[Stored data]
::::::::::

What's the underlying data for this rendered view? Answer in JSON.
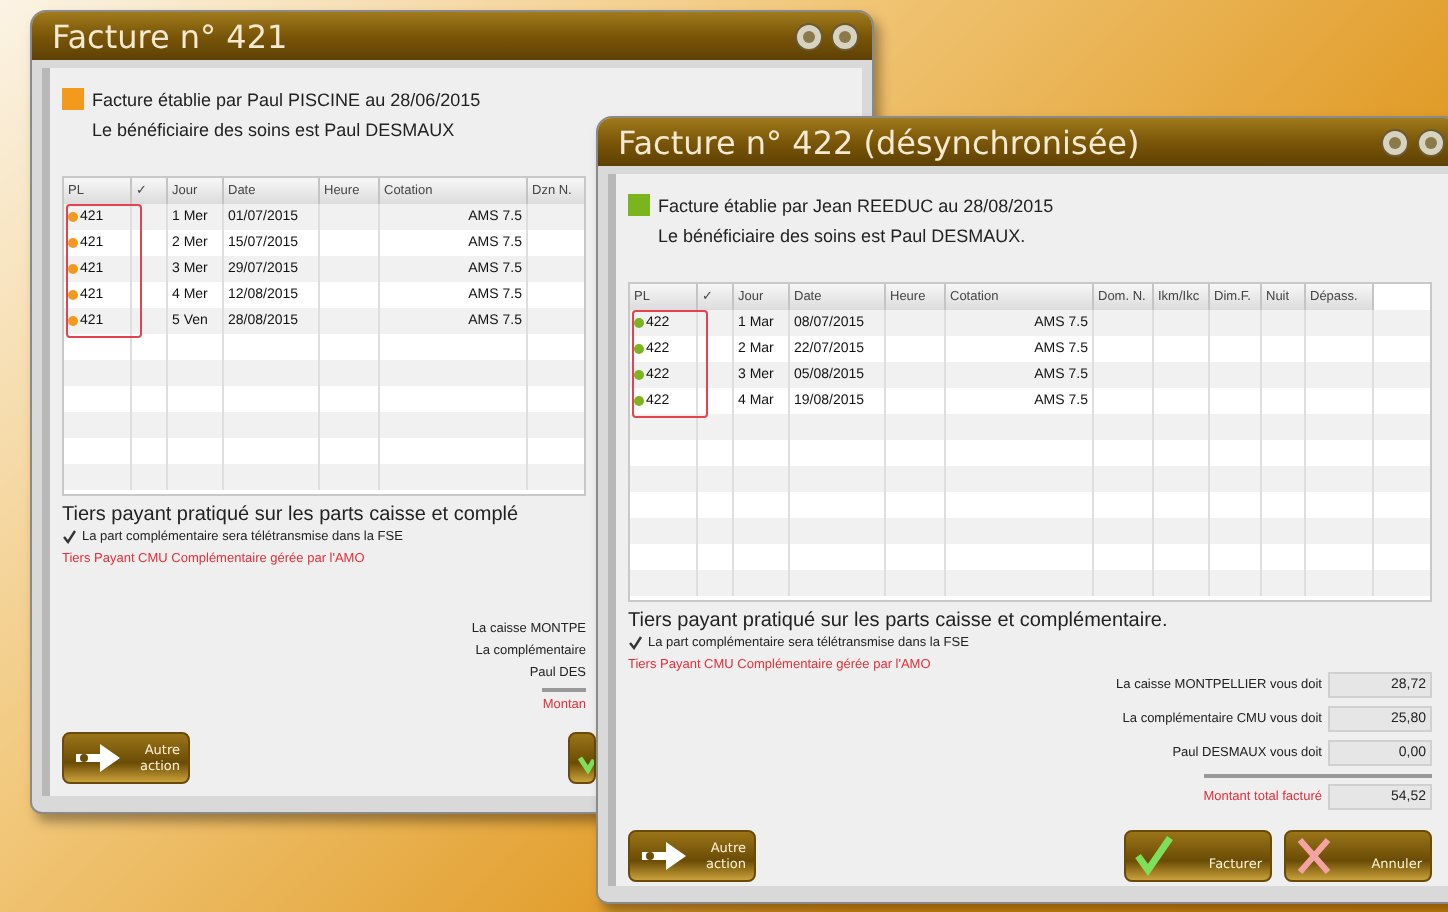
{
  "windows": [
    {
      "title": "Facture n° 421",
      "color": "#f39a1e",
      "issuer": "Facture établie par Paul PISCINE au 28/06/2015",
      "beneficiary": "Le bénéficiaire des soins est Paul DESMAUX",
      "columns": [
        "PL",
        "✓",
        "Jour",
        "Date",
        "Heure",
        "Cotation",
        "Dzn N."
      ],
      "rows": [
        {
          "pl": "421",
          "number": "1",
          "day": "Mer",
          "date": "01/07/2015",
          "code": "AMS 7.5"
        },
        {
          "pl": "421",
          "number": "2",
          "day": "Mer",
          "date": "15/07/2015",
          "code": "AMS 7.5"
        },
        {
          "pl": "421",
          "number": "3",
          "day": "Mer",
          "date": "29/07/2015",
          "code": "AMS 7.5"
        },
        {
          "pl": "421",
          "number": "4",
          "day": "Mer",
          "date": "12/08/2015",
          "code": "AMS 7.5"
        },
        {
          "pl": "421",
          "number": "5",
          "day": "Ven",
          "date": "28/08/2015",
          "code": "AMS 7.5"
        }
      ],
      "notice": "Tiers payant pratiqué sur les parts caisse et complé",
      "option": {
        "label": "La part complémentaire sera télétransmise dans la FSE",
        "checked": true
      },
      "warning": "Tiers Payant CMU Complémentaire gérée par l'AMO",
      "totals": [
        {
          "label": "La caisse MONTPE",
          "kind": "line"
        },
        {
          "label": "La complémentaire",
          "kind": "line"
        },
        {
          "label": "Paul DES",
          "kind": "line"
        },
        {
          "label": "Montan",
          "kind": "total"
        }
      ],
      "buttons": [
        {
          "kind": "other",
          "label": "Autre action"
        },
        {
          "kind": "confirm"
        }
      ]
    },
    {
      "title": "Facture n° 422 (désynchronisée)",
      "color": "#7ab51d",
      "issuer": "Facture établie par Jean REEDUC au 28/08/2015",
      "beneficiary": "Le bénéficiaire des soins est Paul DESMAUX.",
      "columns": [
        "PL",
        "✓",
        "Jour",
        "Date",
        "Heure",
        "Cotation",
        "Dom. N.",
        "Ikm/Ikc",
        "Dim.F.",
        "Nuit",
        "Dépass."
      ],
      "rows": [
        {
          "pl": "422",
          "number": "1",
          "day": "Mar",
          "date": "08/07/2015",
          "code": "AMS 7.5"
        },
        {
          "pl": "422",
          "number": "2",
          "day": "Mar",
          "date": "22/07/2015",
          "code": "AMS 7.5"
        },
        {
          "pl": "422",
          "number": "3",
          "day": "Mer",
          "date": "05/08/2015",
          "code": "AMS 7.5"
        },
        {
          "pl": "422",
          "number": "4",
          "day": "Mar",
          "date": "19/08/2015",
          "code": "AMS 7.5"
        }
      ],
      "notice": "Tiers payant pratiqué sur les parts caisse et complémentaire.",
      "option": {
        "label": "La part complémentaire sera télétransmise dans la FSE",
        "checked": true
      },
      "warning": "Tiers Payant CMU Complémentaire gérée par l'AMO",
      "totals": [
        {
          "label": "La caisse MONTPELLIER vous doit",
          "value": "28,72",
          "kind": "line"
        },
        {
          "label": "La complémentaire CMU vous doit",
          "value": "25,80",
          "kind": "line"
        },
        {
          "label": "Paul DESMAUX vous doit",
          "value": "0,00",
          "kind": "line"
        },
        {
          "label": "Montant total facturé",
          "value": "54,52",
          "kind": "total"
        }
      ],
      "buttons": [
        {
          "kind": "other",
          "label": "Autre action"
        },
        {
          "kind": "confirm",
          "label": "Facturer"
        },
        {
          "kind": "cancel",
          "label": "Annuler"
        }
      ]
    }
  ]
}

::::::::::

WHAT NEEDS TO BE DONE
Search the entries for the word "pratiqué", then gather every line that has it.

REPLY
      "notice": "Tiers payant pratiqué sur les parts caisse et complé",
      "notice": "Tiers payant pratiqué sur les parts caisse et complémentaire.",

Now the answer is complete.